§ Required action:
Only lines containing the string "Receptor" belong in the answer; find them in the records and copy them.

§ Recorded data:
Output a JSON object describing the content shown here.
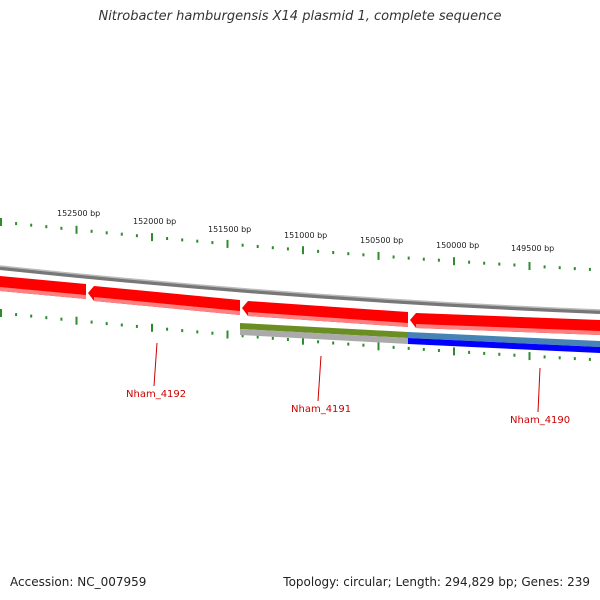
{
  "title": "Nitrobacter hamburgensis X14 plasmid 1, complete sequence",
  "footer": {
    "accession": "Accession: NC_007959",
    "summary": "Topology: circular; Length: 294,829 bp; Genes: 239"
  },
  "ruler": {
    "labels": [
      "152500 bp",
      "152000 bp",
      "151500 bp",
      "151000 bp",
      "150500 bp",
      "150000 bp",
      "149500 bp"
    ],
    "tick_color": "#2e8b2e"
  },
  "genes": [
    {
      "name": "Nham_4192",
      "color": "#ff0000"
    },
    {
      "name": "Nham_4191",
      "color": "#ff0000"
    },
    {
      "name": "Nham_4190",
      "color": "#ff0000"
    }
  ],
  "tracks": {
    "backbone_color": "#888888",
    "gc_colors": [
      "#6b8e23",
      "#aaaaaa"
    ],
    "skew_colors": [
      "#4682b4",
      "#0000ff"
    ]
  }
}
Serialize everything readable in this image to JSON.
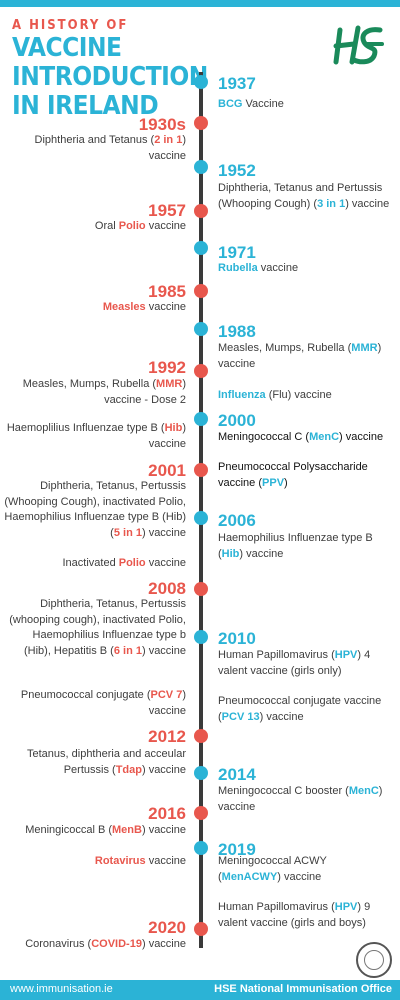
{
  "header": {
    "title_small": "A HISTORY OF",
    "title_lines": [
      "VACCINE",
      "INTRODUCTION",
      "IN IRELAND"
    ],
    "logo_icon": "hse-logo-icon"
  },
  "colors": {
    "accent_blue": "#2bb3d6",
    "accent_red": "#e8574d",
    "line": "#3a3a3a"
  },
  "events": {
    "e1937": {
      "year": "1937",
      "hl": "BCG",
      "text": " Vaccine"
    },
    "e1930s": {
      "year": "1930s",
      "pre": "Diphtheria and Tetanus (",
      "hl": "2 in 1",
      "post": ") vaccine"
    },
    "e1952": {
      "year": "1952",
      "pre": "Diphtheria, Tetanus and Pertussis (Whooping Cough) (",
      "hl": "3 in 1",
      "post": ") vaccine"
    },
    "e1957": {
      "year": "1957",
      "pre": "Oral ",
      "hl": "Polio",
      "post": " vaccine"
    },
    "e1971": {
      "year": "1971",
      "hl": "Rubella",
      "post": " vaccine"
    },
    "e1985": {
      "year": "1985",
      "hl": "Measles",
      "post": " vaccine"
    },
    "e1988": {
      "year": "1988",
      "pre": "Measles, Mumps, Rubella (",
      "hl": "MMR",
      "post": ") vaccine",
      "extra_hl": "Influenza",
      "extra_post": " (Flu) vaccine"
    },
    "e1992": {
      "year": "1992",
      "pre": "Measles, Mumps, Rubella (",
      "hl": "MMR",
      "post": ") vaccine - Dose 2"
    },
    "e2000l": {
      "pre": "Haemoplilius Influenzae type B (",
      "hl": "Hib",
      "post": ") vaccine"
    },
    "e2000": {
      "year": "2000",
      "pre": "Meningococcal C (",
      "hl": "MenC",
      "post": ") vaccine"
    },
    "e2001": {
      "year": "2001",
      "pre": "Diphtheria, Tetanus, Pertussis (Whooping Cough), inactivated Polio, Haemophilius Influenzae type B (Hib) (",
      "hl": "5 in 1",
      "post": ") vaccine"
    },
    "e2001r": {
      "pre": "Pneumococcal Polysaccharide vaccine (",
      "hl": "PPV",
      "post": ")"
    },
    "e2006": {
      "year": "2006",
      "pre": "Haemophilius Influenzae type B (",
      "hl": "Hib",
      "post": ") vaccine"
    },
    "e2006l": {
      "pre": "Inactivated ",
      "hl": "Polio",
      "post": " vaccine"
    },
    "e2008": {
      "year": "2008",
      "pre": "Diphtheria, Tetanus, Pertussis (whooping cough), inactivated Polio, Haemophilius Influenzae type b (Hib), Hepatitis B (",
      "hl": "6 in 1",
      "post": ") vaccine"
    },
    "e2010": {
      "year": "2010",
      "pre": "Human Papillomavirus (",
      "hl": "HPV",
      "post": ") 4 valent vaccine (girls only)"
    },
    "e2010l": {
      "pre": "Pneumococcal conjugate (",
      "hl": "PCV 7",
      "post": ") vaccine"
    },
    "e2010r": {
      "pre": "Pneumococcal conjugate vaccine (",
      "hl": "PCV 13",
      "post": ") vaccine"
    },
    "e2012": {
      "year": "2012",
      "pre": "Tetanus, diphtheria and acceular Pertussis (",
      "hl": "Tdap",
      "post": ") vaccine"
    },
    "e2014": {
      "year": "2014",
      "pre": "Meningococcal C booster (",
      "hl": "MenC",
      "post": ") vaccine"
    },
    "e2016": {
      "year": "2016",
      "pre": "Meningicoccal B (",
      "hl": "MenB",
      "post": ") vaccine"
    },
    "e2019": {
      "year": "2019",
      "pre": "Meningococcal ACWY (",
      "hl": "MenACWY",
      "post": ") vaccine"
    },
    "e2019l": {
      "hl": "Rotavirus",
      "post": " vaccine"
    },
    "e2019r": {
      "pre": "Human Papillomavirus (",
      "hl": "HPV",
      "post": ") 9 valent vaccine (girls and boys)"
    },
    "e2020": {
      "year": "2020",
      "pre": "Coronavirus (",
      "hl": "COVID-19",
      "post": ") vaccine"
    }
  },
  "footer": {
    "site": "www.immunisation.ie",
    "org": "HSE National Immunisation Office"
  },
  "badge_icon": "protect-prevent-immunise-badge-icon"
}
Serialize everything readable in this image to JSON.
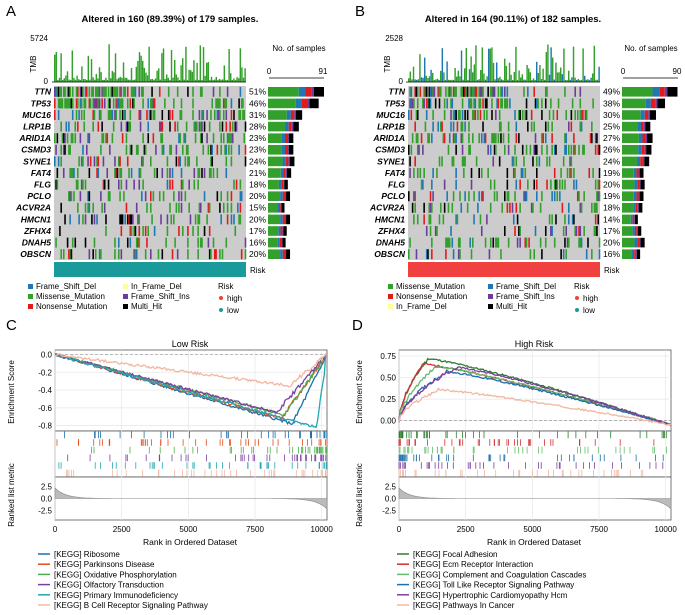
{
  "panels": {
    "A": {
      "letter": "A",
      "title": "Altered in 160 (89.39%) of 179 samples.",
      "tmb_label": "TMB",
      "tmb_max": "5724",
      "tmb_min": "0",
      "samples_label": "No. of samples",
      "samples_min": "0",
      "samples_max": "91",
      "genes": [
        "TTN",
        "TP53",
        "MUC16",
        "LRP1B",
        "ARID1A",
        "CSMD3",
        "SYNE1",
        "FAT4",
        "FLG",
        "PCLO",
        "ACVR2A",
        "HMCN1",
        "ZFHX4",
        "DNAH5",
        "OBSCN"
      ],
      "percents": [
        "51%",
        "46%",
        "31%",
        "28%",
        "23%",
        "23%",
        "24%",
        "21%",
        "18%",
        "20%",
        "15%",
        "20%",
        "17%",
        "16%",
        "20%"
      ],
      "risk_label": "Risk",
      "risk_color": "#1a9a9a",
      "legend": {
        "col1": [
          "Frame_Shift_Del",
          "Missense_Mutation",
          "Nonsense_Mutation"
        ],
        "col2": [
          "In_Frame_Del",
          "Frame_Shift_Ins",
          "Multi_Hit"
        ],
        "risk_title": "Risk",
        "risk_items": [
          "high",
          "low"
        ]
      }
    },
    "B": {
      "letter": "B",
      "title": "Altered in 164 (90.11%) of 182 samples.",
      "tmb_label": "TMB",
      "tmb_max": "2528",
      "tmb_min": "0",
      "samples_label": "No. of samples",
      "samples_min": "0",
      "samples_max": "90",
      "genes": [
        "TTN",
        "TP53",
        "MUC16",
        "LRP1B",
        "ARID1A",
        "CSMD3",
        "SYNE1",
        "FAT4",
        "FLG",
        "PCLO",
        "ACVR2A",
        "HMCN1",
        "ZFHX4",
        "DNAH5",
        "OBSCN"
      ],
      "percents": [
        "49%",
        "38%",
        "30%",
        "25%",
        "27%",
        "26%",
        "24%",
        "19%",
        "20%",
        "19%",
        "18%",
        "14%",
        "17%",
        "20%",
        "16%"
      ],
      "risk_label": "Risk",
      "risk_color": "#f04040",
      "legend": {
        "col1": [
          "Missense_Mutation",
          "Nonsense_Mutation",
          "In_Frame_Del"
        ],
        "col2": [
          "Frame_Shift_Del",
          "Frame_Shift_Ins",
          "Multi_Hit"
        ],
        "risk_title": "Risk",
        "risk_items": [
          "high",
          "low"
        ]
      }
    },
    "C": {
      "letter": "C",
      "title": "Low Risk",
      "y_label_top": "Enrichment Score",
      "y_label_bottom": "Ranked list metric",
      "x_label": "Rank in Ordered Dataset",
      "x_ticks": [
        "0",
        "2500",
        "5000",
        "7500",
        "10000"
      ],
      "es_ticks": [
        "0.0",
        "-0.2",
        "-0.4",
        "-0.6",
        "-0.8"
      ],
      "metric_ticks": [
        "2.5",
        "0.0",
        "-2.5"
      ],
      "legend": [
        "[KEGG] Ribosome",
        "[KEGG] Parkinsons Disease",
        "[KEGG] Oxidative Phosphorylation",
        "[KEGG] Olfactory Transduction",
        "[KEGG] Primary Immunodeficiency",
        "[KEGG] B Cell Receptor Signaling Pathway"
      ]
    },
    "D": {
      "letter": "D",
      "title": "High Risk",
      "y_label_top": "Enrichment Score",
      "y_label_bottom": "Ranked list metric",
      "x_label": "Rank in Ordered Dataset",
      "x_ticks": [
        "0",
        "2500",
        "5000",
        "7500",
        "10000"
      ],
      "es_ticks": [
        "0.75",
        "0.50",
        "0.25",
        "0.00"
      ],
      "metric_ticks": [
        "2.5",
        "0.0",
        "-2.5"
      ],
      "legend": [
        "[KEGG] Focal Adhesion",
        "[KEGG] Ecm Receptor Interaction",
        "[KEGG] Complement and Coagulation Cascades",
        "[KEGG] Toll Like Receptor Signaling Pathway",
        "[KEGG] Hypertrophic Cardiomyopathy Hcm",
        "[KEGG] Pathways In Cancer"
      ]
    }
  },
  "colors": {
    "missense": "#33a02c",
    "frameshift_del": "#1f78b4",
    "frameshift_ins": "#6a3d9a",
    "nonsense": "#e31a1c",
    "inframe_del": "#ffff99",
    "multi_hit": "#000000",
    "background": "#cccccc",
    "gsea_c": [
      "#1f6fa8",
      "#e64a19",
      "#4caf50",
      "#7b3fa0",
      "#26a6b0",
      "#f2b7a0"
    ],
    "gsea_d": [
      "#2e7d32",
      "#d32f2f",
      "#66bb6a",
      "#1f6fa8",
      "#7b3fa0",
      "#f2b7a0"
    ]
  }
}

§ Reply to the exercise:
        "[KEGG] B Cell Receptor Signaling Pathway"
        "[KEGG] Ecm Receptor Interaction",
        "[KEGG] Toll Like Receptor Signaling Pathway",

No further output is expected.